:: EXERCISE DESCRIPTION ::
Reproduce all lines of the listing below in which the word "Conferenz" occurs.

---

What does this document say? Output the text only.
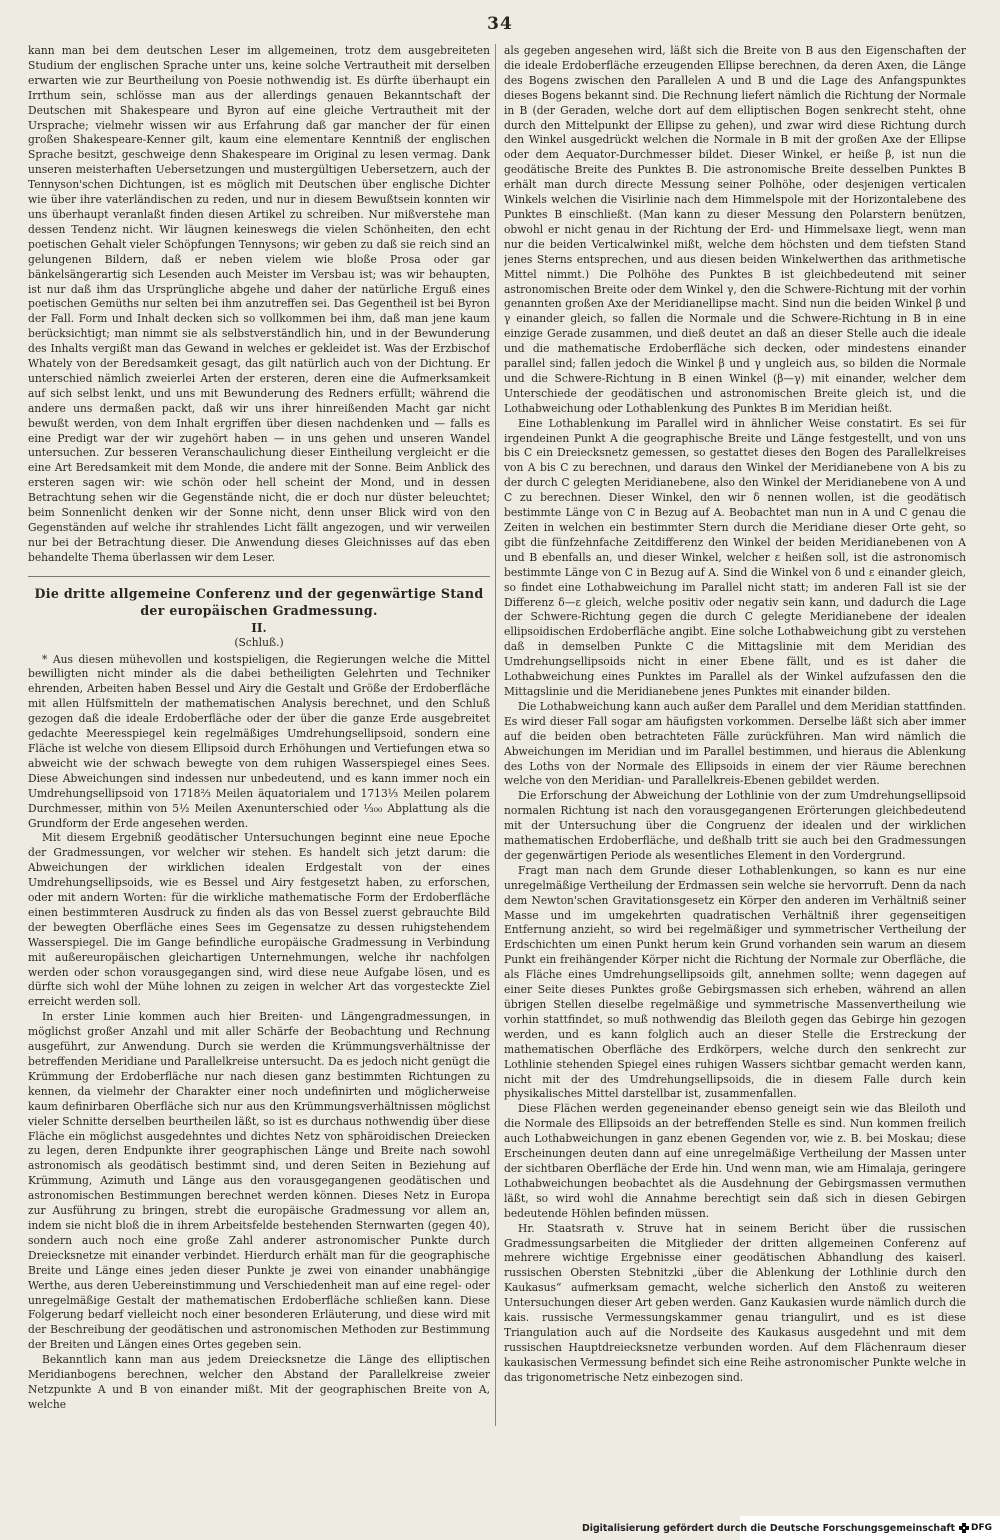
34

kann man bei dem deutschen Leser im allgemeinen, trotz dem ausgebreiteten Studium der englischen Sprache unter uns, keine solche Vertrautheit mit derselben erwarten wie zur Beurtheilung von Poesie nothwendig ist. Es dürfte überhaupt ein Irrthum sein, schlösse man aus der allerdings genauen Bekanntschaft der Deutschen mit Shakespeare und Byron auf eine gleiche Vertrautheit mit der Ursprache; vielmehr wissen wir aus Erfahrung daß gar mancher der für einen großen Shakespeare-Kenner gilt, kaum eine elementare Kenntniß der englischen Sprache besitzt, geschweige denn Shakespeare im Original zu lesen vermag. Dank unseren meisterhaften Uebersetzungen und mustergültigen Uebersetzern, auch der Tennyson'schen Dichtungen, ist es möglich mit Deutschen über englische Dichter wie über ihre vaterländischen zu reden, und nur in diesem Bewußtsein konnten wir uns überhaupt veranlaßt finden diesen Artikel zu schreiben. Nur mißverstehe man dessen Tendenz nicht. Wir läugnen keineswegs die vielen Schönheiten, den echt poetischen Gehalt vieler Schöpfungen Tennysons; wir geben zu daß sie reich sind an gelungenen Bildern, daß er neben vielem wie bloße Prosa oder gar bänkelsängerartig sich Lesenden auch Meister im Versbau ist; was wir behaupten, ist nur daß ihm das Ursprüngliche abgehe und daher der natürliche Erguß eines poetischen Gemüths nur selten bei ihm anzutreffen sei. Das Gegentheil ist bei Byron der Fall. Form und Inhalt decken sich so vollkommen bei ihm, daß man jene kaum berücksichtigt; man nimmt sie als selbstverständlich hin, und in der Bewunderung des Inhalts vergißt man das Gewand in welches er gekleidet ist. Was der Erzbischof Whately von der Beredsamkeit gesagt, das gilt natürlich auch von der Dichtung. Er unterschied nämlich zweierlei Arten der ersteren, deren eine die Aufmerksamkeit auf sich selbst lenkt, und uns mit Bewunderung des Redners erfüllt; während die andere uns dermaßen packt, daß wir uns ihrer hinreißenden Macht gar nicht bewußt werden, von dem Inhalt ergriffen über diesen nachdenken und — falls es eine Predigt war der wir zugehört haben — in uns gehen und unseren Wandel untersuchen. Zur besseren Veranschaulichung dieser Eintheilung vergleicht er die eine Art Beredsamkeit mit dem Monde, die andere mit der Sonne. Beim Anblick des ersteren sagen wir: wie schön oder hell scheint der Mond, und in dessen Betrachtung sehen wir die Gegenstände nicht, die er doch nur düster beleuchtet; beim Sonnenlicht denken wir der Sonne nicht, denn unser Blick wird von den Gegenständen auf welche ihr strahlendes Licht fällt angezogen, und wir verweilen nur bei der Betrachtung dieser. Die Anwendung dieses Gleichnisses auf das eben behandelte Thema überlassen wir dem Leser.

Die dritte allgemeine Conferenz und der gegenwärtige Stand der europäischen Gradmessung.
II.
(Schluß.)

* Aus diesen mühevollen und kostspieligen, die Regierungen welche die Mittel bewilligten nicht minder als die dabei betheiligten Gelehrten und Techniker ehrenden, Arbeiten haben Bessel und Airy die Gestalt und Größe der Erdoberfläche mit allen Hülfsmitteln der mathematischen Analysis berechnet, und den Schluß gezogen daß die ideale Erdoberfläche oder der über die ganze Erde ausgebreitet gedachte Meeresspiegel kein regelmäßiges Umdrehungsellipsoid, sondern eine Fläche ist welche von diesem Ellipsoid durch Erhöhungen und Vertiefungen etwa so abweicht wie der schwach bewegte von dem ruhigen Wasserspiegel eines Sees. Diese Abweichungen sind indessen nur unbedeutend, und es kann immer noch ein Umdrehungsellipsoid von 1718⅔ Meilen äquatorialem und 1713⅓ Meilen polarem Durchmesser, mithin von 5½ Meilen Axenunterschied oder ¹⁄₃₀₀ Abplattung als die Grundform der Erde angesehen werden.

Mit diesem Ergebniß geodätischer Untersuchungen beginnt eine neue Epoche der Gradmessungen, vor welcher wir stehen. Es handelt sich jetzt darum: die Abweichungen der wirklichen idealen Erdgestalt von der eines Umdrehungsellipsoids, wie es Bessel und Airy festgesetzt haben, zu erforschen, oder mit andern Worten: für die wirkliche mathematische Form der Erdoberfläche einen bestimmteren Ausdruck zu finden als das von Bessel zuerst gebrauchte Bild der bewegten Oberfläche eines Sees im Gegensatze zu dessen ruhigstehendem Wasserspiegel. Die im Gange befindliche europäische Gradmessung in Verbindung mit außereuropäischen gleichartigen Unternehmungen, welche ihr nachfolgen werden oder schon vorausgegangen sind, wird diese neue Aufgabe lösen, und es dürfte sich wohl der Mühe lohnen zu zeigen in welcher Art das vorgesteckte Ziel erreicht werden soll.

In erster Linie kommen auch hier Breiten- und Längengradmessungen, in möglichst großer Anzahl und mit aller Schärfe der Beobachtung und Rechnung ausgeführt, zur Anwendung. Durch sie werden die Krümmungsverhältnisse der betreffenden Meridiane und Parallelkreise untersucht. Da es jedoch nicht genügt die Krümmung der Erdoberfläche nur nach diesen ganz bestimmten Richtungen zu kennen, da vielmehr der Charakter einer noch undefinirten und möglicherweise kaum definirbaren Oberfläche sich nur aus den Krümmungsverhältnissen möglichst vieler Schnitte derselben beurtheilen läßt, so ist es durchaus nothwendig über diese Fläche ein möglichst ausgedehntes und dichtes Netz von sphäroidischen Dreiecken zu legen, deren Endpunkte ihrer geographischen Länge und Breite nach sowohl astronomisch als geodätisch bestimmt sind, und deren Seiten in Beziehung auf Krümmung, Azimuth und Länge aus den vorausgegangenen geodätischen und astronomischen Bestimmungen berechnet werden können. Dieses Netz in Europa zur Ausführung zu bringen, strebt die europäische Gradmessung vor allem an, indem sie nicht bloß die in ihrem Arbeitsfelde bestehenden Sternwarten (gegen 40), sondern auch noch eine große Zahl anderer astronomischer Punkte durch Dreiecksnetze mit einander verbindet. Hierdurch erhält man für die geographische Breite und Länge eines jeden dieser Punkte je zwei von einander unabhängige Werthe, aus deren Uebereinstimmung und Verschiedenheit man auf eine regel- oder unregelmäßige Gestalt der mathematischen Erdoberfläche schließen kann. Diese Folgerung bedarf vielleicht noch einer besonderen Erläuterung, und diese wird mit der Beschreibung der geodätischen und astronomischen Methoden zur Bestimmung der Breiten und Längen eines Ortes gegeben sein.

Bekanntlich kann man aus jedem Dreiecksnetze die Länge des elliptischen Meridianbogens berechnen, welcher den Abstand der Parallelkreise zweier Netzpunkte A und B von einander mißt. Mit der geographischen Breite von A, welche

als gegeben angesehen wird, läßt sich die Breite von B aus den Eigenschaften der die ideale Erdoberfläche erzeugenden Ellipse berechnen, da deren Axen, die Länge des Bogens zwischen den Parallelen A und B und die Lage des Anfangspunktes dieses Bogens bekannt sind. Die Rechnung liefert nämlich die Richtung der Normale in B (der Geraden, welche dort auf dem elliptischen Bogen senkrecht steht, ohne durch den Mittelpunkt der Ellipse zu gehen), und zwar wird diese Richtung durch den Winkel ausgedrückt welchen die Normale in B mit der großen Axe der Ellipse oder dem Aequator-Durchmesser bildet. Dieser Winkel, er heiße β, ist nun die geodätische Breite des Punktes B. Die astronomische Breite desselben Punktes B erhält man durch directe Messung seiner Polhöhe, oder desjenigen verticalen Winkels welchen die Visirlinie nach dem Himmelspole mit der Horizontalebene des Punktes B einschließt. (Man kann zu dieser Messung den Polarstern benützen, obwohl er nicht genau in der Richtung der Erd- und Himmelsaxe liegt, wenn man nur die beiden Verticalwinkel mißt, welche dem höchsten und dem tiefsten Stand jenes Sterns entsprechen, und aus diesen beiden Winkelwerthen das arithmetische Mittel nimmt.) Die Polhöhe des Punktes B ist gleichbedeutend mit seiner astronomischen Breite oder dem Winkel γ, den die Schwere-Richtung mit der vorhin genannten großen Axe der Meridianellipse macht. Sind nun die beiden Winkel β und γ einander gleich, so fallen die Normale und die Schwere-Richtung in B in eine einzige Gerade zusammen, und dieß deutet an daß an dieser Stelle auch die ideale und die mathematische Erdoberfläche sich decken, oder mindestens einander parallel sind; fallen jedoch die Winkel β und γ ungleich aus, so bilden die Normale und die Schwere-Richtung in B einen Winkel (β—γ) mit einander, welcher dem Unterschiede der geodätischen und astronomischen Breite gleich ist, und die Lothabweichung oder Lothablenkung des Punktes B im Meridian heißt.

Eine Lothablenkung im Parallel wird in ähnlicher Weise constatirt. Es sei für irgendeinen Punkt A die geographische Breite und Länge festgestellt, und von uns bis C ein Dreiecksnetz gemessen, so gestattet dieses den Bogen des Parallelkreises von A bis C zu berechnen, und daraus den Winkel der Meridianebene von A bis zu der durch C gelegten Meridianebene, also den Winkel der Meridianebene von A und C zu berechnen. Dieser Winkel, den wir δ nennen wollen, ist die geodätisch bestimmte Länge von C in Bezug auf A. Beobachtet man nun in A und C genau die Zeiten in welchen ein bestimmter Stern durch die Meridiane dieser Orte geht, so gibt die fünfzehnfache Zeitdifferenz den Winkel der beiden Meridianebenen von A und B ebenfalls an, und dieser Winkel, welcher ε heißen soll, ist die astronomisch bestimmte Länge von C in Bezug auf A. Sind die Winkel von δ und ε einander gleich, so findet eine Lothabweichung im Parallel nicht statt; im anderen Fall ist sie der Differenz δ—ε gleich, welche positiv oder negativ sein kann, und dadurch die Lage der Schwere-Richtung gegen die durch C gelegte Meridianebene der idealen ellipsoidischen Erdoberfläche angibt. Eine solche Lothabweichung gibt zu verstehen daß in demselben Punkte C die Mittagslinie mit dem Meridian des Umdrehungsellipsoids nicht in einer Ebene fällt, und es ist daher die Lothabweichung eines Punktes im Parallel als der Winkel aufzufassen den die Mittagslinie und die Meridianebene jenes Punktes mit einander bilden.

Die Lothabweichung kann auch außer dem Parallel und dem Meridian stattfinden. Es wird dieser Fall sogar am häufigsten vorkommen. Derselbe läßt sich aber immer auf die beiden oben betrachteten Fälle zurückführen. Man wird nämlich die Abweichungen im Meridian und im Parallel bestimmen, und hieraus die Ablenkung des Loths von der Normale des Ellipsoids in einem der vier Räume berechnen welche von den Meridian- und Parallelkreis-Ebenen gebildet werden.

Die Erforschung der Abweichung der Lothlinie von der zum Umdrehungsellipsoid normalen Richtung ist nach den vorausgegangenen Erörterungen gleichbedeutend mit der Untersuchung über die Congruenz der idealen und der wirklichen mathematischen Erdoberfläche, und deßhalb tritt sie auch bei den Gradmessungen der gegenwärtigen Periode als wesentliches Element in den Vordergrund.

Fragt man nach dem Grunde dieser Lothablenkungen, so kann es nur eine unregelmäßige Vertheilung der Erdmassen sein welche sie hervorruft. Denn da nach dem Newton'schen Gravitationsgesetz ein Körper den anderen im Verhältniß seiner Masse und im umgekehrten quadratischen Verhältniß ihrer gegenseitigen Entfernung anzieht, so wird bei regelmäßiger und symmetrischer Vertheilung der Erdschichten um einen Punkt herum kein Grund vorhanden sein warum an diesem Punkt ein freihängender Körper nicht die Richtung der Normale zur Oberfläche, die als Fläche eines Umdrehungsellipsoids gilt, annehmen sollte; wenn dagegen auf einer Seite dieses Punktes große Gebirgsmassen sich erheben, während an allen übrigen Stellen dieselbe regelmäßige und symmetrische Massenvertheilung wie vorhin stattfindet, so muß nothwendig das Bleiloth gegen das Gebirge hin gezogen werden, und es kann folglich auch an dieser Stelle die Erstreckung der mathematischen Oberfläche des Erdkörpers, welche durch den senkrecht zur Lothlinie stehenden Spiegel eines ruhigen Wassers sichtbar gemacht werden kann, nicht mit der des Umdrehungsellipsoids, die in diesem Falle durch kein physikalisches Mittel darstellbar ist, zusammenfallen.

Diese Flächen werden gegeneinander ebenso geneigt sein wie das Bleiloth und die Normale des Ellipsoids an der betreffenden Stelle es sind. Nun kommen freilich auch Lothabweichungen in ganz ebenen Gegenden vor, wie z. B. bei Moskau; diese Erscheinungen deuten dann auf eine unregelmäßige Vertheilung der Massen unter der sichtbaren Oberfläche der Erde hin. Und wenn man, wie am Himalaja, geringere Lothabweichungen beobachtet als die Ausdehnung der Gebirgsmassen vermuthen läßt, so wird wohl die Annahme berechtigt sein daß sich in diesen Gebirgen bedeutende Höhlen befinden müssen.

Hr. Staatsrath v. Struve hat in seinem Bericht über die russischen Gradmessungsarbeiten die Mitglieder der dritten allgemeinen Conferenz auf mehrere wichtige Ergebnisse einer geodätischen Abhandlung des kaiserl. russischen Obersten Stebnitzki „über die Ablenkung der Lothlinie durch den Kaukasus“ aufmerksam gemacht, welche sicherlich den Anstoß zu weiteren Untersuchungen dieser Art geben werden. Ganz Kaukasien wurde nämlich durch die kais. russische Vermessungskammer genau triangulirt, und es ist diese Triangulation auch auf die Nordseite des Kaukasus ausgedehnt und mit dem russischen Hauptdreiecksnetze verbunden worden. Auf dem Flächenraum dieser kaukasischen Vermessung befindet sich eine Reihe astronomischer Punkte welche in das trigonometrische Netz einbezogen sind.

Digitalisierung gefördert durch die Deutsche Forschungsgemeinschaft DFG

---

:: PROBLEM SOLUTION ::
Die dritte allgemeine Conferenz und der gegenwärtige Stand der europäischen Gradmessung.
Hr. Staatsrath v. Struve hat in seinem Bericht über die russischen Gradmessungsarbeiten die Mitglieder der dritten allgemeinen Conferenz auf mehrere wichtige Ergebnisse einer geodätischen Abhandlung des kaiserl. russischen Obersten Stebnitzki „über die Ablenkung der Lothlinie durch den Kaukasus“ aufmerksam gemacht, welche sicherlich den Anstoß zu weiteren Untersuchungen dieser Art geben werden. Ganz Kaukasien wurde nämlich durch die kais. russische Vermessungskammer genau triangulirt, und es ist diese Triangulation auch auf die Nordseite des Kaukasus ausgedehnt und mit dem russischen Hauptdreiecksnetze verbunden worden. Auf dem Flächenraum dieser kaukasischen Vermessung befindet sich eine Reihe astronomischer Punkte welche in das trigonometrische Netz einbezogen sind.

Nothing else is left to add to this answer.